▶ _REQUIREMENTS_
Set down the material below in full, matching it exactly.

▶ _INFORMATION GIVEN_
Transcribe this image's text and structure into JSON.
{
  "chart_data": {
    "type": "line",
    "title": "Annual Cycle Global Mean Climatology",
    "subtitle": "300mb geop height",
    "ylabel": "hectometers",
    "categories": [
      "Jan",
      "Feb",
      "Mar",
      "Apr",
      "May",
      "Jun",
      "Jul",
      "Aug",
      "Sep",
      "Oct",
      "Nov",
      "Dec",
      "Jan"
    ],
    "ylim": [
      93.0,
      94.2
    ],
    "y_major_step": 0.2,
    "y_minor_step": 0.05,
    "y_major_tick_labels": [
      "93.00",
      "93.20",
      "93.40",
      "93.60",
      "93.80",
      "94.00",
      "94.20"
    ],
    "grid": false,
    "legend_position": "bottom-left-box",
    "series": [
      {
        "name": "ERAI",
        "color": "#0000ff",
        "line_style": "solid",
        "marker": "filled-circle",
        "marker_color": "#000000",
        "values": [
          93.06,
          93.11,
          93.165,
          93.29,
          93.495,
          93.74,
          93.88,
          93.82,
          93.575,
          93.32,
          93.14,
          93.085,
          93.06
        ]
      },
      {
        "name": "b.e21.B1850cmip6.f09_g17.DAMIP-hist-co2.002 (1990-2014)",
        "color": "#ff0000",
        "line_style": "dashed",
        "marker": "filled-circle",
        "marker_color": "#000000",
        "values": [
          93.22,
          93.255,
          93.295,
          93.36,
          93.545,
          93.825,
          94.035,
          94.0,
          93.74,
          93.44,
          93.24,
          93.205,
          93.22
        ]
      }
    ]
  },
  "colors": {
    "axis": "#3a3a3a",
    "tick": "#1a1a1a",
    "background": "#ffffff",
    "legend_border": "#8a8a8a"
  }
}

▶ _SOLUTION TO THIS EXERCISE_
Transcribe this image's text and structure into JSON.
{
  "chart_data": {
    "type": "line",
    "title": "Annual Cycle Global Mean Climatology",
    "subtitle": "300mb geop height",
    "ylabel": "hectometers",
    "categories": [
      "Jan",
      "Feb",
      "Mar",
      "Apr",
      "May",
      "Jun",
      "Jul",
      "Aug",
      "Sep",
      "Oct",
      "Nov",
      "Dec",
      "Jan"
    ],
    "ylim": [
      93.0,
      94.2
    ],
    "y_major_step": 0.2,
    "y_minor_step": 0.05,
    "y_major_tick_labels": [
      "93.00",
      "93.20",
      "93.40",
      "93.60",
      "93.80",
      "94.00",
      "94.20"
    ],
    "grid": false,
    "legend_position": "bottom-left-box",
    "series": [
      {
        "name": "ERAI",
        "color": "#0000ff",
        "line_style": "solid",
        "marker": "filled-circle",
        "marker_color": "#000000",
        "values": [
          93.06,
          93.11,
          93.165,
          93.29,
          93.495,
          93.74,
          93.88,
          93.82,
          93.575,
          93.32,
          93.14,
          93.085,
          93.06
        ]
      },
      {
        "name": "b.e21.B1850cmip6.f09_g17.DAMIP-hist-co2.002 (1990-2014)",
        "color": "#ff0000",
        "line_style": "dashed",
        "marker": "filled-circle",
        "marker_color": "#000000",
        "values": [
          93.22,
          93.255,
          93.295,
          93.36,
          93.545,
          93.825,
          94.035,
          94.0,
          93.74,
          93.44,
          93.24,
          93.205,
          93.22
        ]
      }
    ]
  },
  "colors": {
    "axis": "#3a3a3a",
    "tick": "#1a1a1a",
    "background": "#ffffff",
    "legend_border": "#8a8a8a"
  }
}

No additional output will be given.